§ Objective
Where a line of the material contains the string "structured", copy that line.

>> BEGIN Entries shown

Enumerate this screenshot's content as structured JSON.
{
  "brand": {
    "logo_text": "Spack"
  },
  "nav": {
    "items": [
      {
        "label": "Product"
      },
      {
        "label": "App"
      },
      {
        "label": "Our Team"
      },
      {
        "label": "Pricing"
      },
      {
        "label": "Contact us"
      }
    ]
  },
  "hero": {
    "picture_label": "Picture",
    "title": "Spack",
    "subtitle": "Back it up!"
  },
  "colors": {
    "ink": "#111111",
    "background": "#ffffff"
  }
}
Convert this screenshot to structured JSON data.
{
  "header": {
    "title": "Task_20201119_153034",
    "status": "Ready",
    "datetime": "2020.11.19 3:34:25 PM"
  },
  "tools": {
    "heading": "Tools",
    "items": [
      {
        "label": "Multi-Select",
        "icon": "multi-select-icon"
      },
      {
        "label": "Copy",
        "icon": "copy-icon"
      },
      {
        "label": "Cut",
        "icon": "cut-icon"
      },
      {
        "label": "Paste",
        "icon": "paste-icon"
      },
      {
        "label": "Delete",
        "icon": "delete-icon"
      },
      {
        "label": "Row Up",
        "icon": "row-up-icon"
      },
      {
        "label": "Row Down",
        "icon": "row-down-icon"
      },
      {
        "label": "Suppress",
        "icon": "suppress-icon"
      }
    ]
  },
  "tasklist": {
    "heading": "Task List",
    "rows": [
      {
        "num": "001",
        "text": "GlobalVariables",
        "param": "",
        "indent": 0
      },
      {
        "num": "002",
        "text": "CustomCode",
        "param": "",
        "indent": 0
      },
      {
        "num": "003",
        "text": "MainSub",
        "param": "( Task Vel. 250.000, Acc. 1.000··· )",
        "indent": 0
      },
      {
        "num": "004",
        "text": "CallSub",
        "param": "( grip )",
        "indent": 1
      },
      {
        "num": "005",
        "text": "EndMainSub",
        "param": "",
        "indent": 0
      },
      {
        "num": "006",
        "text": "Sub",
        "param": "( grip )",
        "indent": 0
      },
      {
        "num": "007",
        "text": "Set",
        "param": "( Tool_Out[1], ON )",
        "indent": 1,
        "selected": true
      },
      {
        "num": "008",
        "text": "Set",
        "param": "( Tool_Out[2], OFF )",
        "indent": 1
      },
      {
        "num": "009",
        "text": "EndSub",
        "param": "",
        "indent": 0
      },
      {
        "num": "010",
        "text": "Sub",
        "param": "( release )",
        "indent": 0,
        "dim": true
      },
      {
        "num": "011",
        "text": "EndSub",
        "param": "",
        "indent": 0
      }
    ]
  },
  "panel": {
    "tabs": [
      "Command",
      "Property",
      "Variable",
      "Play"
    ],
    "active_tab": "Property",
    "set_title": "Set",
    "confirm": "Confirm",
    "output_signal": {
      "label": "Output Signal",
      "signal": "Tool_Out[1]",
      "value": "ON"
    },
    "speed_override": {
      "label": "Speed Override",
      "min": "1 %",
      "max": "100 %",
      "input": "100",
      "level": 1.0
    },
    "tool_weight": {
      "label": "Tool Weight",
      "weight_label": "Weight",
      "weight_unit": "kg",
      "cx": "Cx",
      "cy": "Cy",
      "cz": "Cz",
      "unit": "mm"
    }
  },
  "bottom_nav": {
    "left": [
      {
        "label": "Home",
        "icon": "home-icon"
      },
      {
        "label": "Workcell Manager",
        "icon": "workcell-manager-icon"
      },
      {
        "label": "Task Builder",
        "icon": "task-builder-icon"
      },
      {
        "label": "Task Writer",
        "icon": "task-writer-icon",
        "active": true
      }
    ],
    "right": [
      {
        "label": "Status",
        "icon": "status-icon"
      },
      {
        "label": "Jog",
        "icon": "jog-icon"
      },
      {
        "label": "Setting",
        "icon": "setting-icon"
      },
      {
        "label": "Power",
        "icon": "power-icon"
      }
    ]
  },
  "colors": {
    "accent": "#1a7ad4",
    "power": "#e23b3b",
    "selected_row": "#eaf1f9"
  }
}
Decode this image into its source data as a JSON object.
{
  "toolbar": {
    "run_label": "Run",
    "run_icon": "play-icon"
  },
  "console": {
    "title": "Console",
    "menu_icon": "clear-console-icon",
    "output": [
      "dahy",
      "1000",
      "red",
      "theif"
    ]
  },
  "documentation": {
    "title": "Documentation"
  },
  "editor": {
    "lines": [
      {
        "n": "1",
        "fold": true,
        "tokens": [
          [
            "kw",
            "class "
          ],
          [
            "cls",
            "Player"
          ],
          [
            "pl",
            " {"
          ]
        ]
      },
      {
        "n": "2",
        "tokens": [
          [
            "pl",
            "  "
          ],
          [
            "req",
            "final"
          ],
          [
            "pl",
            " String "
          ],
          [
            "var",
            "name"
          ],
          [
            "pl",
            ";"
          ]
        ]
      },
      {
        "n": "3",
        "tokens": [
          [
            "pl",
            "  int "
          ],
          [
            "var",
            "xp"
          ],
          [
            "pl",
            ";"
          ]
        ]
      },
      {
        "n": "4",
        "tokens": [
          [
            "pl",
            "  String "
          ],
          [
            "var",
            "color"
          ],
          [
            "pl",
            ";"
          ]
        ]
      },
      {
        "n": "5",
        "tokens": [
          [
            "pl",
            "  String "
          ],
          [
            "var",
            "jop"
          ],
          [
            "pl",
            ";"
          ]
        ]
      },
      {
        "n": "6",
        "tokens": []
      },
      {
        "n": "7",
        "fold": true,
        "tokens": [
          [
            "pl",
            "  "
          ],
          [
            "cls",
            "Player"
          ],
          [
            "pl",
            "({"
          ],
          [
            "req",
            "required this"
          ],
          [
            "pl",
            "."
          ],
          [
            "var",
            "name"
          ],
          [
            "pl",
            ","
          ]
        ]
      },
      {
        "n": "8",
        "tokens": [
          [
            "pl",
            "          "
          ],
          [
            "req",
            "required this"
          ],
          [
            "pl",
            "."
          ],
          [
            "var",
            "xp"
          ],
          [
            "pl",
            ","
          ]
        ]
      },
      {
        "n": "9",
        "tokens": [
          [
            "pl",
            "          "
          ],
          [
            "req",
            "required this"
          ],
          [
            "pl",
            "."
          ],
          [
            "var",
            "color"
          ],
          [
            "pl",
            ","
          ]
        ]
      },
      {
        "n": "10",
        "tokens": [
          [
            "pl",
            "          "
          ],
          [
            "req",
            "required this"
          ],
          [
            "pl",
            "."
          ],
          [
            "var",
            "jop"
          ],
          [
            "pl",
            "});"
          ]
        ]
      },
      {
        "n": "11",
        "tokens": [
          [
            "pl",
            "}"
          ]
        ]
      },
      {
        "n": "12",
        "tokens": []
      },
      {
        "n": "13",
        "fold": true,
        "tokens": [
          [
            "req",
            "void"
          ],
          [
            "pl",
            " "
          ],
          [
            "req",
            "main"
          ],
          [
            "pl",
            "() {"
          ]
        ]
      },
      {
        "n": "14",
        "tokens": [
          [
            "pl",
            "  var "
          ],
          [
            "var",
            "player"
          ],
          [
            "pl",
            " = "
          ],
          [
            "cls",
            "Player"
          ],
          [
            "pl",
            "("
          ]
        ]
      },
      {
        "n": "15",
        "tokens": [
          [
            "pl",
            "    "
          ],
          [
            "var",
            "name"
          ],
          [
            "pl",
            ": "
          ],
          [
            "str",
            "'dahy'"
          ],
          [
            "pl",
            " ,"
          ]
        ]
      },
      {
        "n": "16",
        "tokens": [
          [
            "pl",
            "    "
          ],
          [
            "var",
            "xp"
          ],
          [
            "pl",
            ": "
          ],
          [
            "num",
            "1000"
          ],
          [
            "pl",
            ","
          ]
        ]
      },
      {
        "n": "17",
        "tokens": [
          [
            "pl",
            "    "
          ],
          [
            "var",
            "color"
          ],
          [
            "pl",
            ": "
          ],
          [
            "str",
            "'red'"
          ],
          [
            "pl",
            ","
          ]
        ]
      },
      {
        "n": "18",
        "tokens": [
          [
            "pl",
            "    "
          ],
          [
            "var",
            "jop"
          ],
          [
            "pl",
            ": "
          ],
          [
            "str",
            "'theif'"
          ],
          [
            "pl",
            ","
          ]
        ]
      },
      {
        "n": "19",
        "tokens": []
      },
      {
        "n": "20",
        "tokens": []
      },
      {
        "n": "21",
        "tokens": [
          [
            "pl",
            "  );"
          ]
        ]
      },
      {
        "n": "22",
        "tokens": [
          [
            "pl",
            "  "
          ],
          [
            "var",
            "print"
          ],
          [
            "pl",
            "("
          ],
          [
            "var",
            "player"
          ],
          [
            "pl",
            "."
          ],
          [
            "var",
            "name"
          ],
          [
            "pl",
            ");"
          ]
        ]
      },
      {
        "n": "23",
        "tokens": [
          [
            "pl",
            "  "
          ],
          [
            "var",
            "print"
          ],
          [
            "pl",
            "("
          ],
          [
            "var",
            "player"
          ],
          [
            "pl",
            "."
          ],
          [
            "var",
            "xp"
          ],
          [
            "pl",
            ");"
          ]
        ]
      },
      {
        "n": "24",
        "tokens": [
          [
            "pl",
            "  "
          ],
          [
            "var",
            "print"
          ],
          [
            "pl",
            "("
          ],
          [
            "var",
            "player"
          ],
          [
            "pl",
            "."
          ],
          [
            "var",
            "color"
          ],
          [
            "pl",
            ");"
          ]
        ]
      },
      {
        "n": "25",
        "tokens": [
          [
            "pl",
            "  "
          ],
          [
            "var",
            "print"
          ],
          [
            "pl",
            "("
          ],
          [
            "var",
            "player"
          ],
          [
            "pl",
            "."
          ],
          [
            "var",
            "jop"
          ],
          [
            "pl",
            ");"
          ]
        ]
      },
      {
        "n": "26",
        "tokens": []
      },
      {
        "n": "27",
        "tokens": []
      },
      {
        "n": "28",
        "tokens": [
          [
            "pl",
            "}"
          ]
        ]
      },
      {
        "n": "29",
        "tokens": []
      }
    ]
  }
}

>> END Entries shown

§ Reply to the task
Enumerate this screenshot's content as structured JSON.
Convert this screenshot to structured JSON data.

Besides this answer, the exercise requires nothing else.